* DIRECTIONS *
Will you write out the data exactly, excluding every picture?

* RECORD SET *
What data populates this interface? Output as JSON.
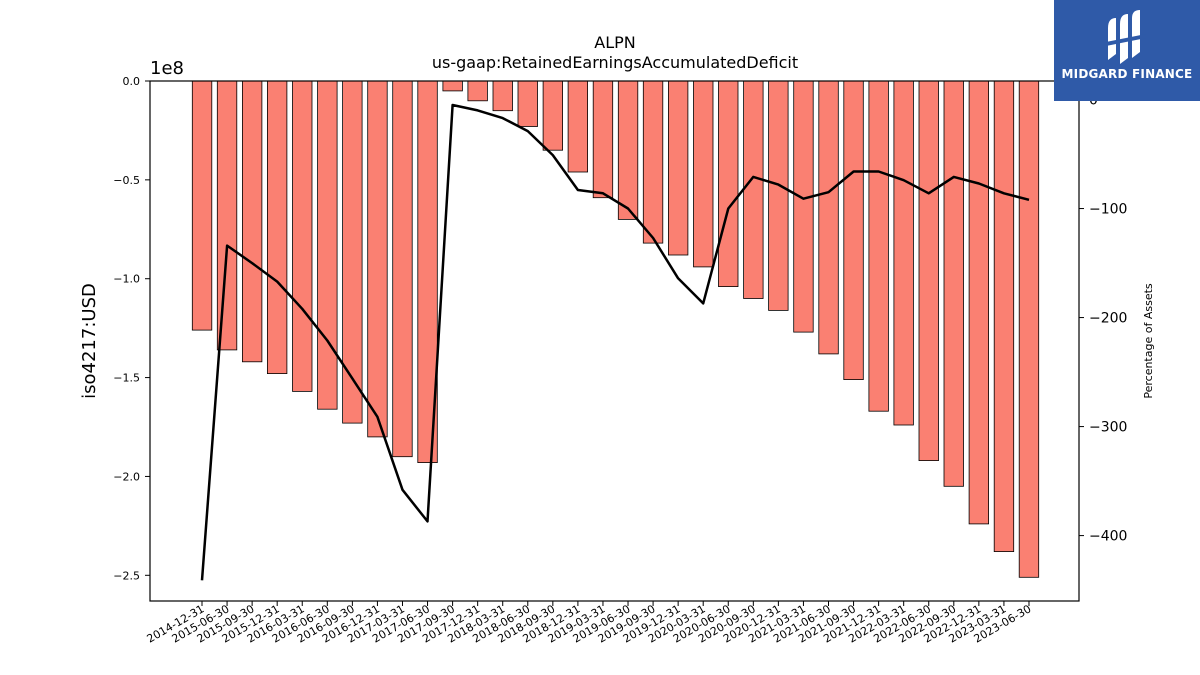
{
  "chart_data": {
    "type": "bar",
    "title": "ALPN",
    "subtitle": "us-gaap:RetainedEarningsAccumulatedDeficit",
    "ylabel": "iso4217:USD",
    "y_offset_label": "1e8",
    "y2label": "Percentage of Assets",
    "categories": [
      "2014-12-31",
      "2015-06-30",
      "2015-09-30",
      "2015-12-31",
      "2016-03-31",
      "2016-06-30",
      "2016-09-30",
      "2016-12-31",
      "2017-03-31",
      "2017-06-30",
      "2017-09-30",
      "2017-12-31",
      "2018-03-31",
      "2018-06-30",
      "2018-09-30",
      "2018-12-31",
      "2019-03-31",
      "2019-06-30",
      "2019-09-30",
      "2019-12-31",
      "2020-03-31",
      "2020-06-30",
      "2020-09-30",
      "2020-12-31",
      "2021-03-31",
      "2021-06-30",
      "2021-09-30",
      "2021-12-31",
      "2022-03-31",
      "2022-06-30",
      "2022-09-30",
      "2022-12-31",
      "2023-03-31",
      "2023-06-30"
    ],
    "series": [
      {
        "type": "bar",
        "axis": "left",
        "color": "#fa8072",
        "values": [
          -126000000,
          -136000000,
          -142000000,
          -148000000,
          -157000000,
          -166000000,
          -173000000,
          -180000000,
          -190000000,
          -193000000,
          -5000000,
          -10000000,
          -15000000,
          -23000000,
          -35000000,
          -46000000,
          -59000000,
          -70000000,
          -82000000,
          -88000000,
          -94000000,
          -104000000,
          -110000000,
          -116000000,
          -127000000,
          -138000000,
          -151000000,
          -167000000,
          -174000000,
          -192000000,
          -205000000,
          -224000000,
          -238000000,
          -251000000
        ]
      },
      {
        "type": "line",
        "axis": "right",
        "color": "#000000",
        "values": [
          -441,
          -134,
          -150,
          -167,
          -192,
          -221,
          -256,
          -291,
          -358,
          -387,
          -5,
          -10,
          -17,
          -29,
          -51,
          -83,
          -86,
          -100,
          -127,
          -164,
          -187,
          -100,
          -71,
          -78,
          -91,
          -85,
          -66,
          -66,
          -74,
          -86,
          -71,
          -77,
          -86,
          -92
        ]
      }
    ],
    "ylim": [
      -263000000.0,
      0
    ],
    "y_ticks": [
      0,
      -0.5,
      -1.0,
      -1.5,
      -2.0,
      -2.5
    ],
    "y_tick_labels": [
      "0.0",
      "−0.5",
      "−1.0",
      "−1.5",
      "−2.0",
      "−2.5"
    ],
    "y2lim": [
      -460,
      17
    ],
    "y2_ticks": [
      0,
      -100,
      -200,
      -300,
      -400
    ],
    "y2_tick_labels": [
      "0",
      "−100",
      "−200",
      "−300",
      "−400"
    ],
    "grid": false
  },
  "logo": {
    "text": "MIDGARD FINANCE",
    "background": "#2f5aa8"
  }
}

* RESPONSE FOR THIS EXERCISE *
What data populates this interface? Output as JSON.
{
  "chart_data": {
    "type": "bar",
    "title": "ALPN",
    "subtitle": "us-gaap:RetainedEarningsAccumulatedDeficit",
    "ylabel": "iso4217:USD",
    "y_offset_label": "1e8",
    "y2label": "Percentage of Assets",
    "categories": [
      "2014-12-31",
      "2015-06-30",
      "2015-09-30",
      "2015-12-31",
      "2016-03-31",
      "2016-06-30",
      "2016-09-30",
      "2016-12-31",
      "2017-03-31",
      "2017-06-30",
      "2017-09-30",
      "2017-12-31",
      "2018-03-31",
      "2018-06-30",
      "2018-09-30",
      "2018-12-31",
      "2019-03-31",
      "2019-06-30",
      "2019-09-30",
      "2019-12-31",
      "2020-03-31",
      "2020-06-30",
      "2020-09-30",
      "2020-12-31",
      "2021-03-31",
      "2021-06-30",
      "2021-09-30",
      "2021-12-31",
      "2022-03-31",
      "2022-06-30",
      "2022-09-30",
      "2022-12-31",
      "2023-03-31",
      "2023-06-30"
    ],
    "series": [
      {
        "type": "bar",
        "axis": "left",
        "color": "#fa8072",
        "values": [
          -126000000,
          -136000000,
          -142000000,
          -148000000,
          -157000000,
          -166000000,
          -173000000,
          -180000000,
          -190000000,
          -193000000,
          -5000000,
          -10000000,
          -15000000,
          -23000000,
          -35000000,
          -46000000,
          -59000000,
          -70000000,
          -82000000,
          -88000000,
          -94000000,
          -104000000,
          -110000000,
          -116000000,
          -127000000,
          -138000000,
          -151000000,
          -167000000,
          -174000000,
          -192000000,
          -205000000,
          -224000000,
          -238000000,
          -251000000
        ]
      },
      {
        "type": "line",
        "axis": "right",
        "color": "#000000",
        "values": [
          -441,
          -134,
          -150,
          -167,
          -192,
          -221,
          -256,
          -291,
          -358,
          -387,
          -5,
          -10,
          -17,
          -29,
          -51,
          -83,
          -86,
          -100,
          -127,
          -164,
          -187,
          -100,
          -71,
          -78,
          -91,
          -85,
          -66,
          -66,
          -74,
          -86,
          -71,
          -77,
          -86,
          -92
        ]
      }
    ],
    "ylim": [
      -263000000.0,
      0
    ],
    "y_ticks": [
      0,
      -0.5,
      -1.0,
      -1.5,
      -2.0,
      -2.5
    ],
    "y_tick_labels": [
      "0.0",
      "−0.5",
      "−1.0",
      "−1.5",
      "−2.0",
      "−2.5"
    ],
    "y2lim": [
      -460,
      17
    ],
    "y2_ticks": [
      0,
      -100,
      -200,
      -300,
      -400
    ],
    "y2_tick_labels": [
      "0",
      "−100",
      "−200",
      "−300",
      "−400"
    ],
    "grid": false
  },
  "logo": {
    "text": "MIDGARD FINANCE",
    "background": "#2f5aa8"
  }
}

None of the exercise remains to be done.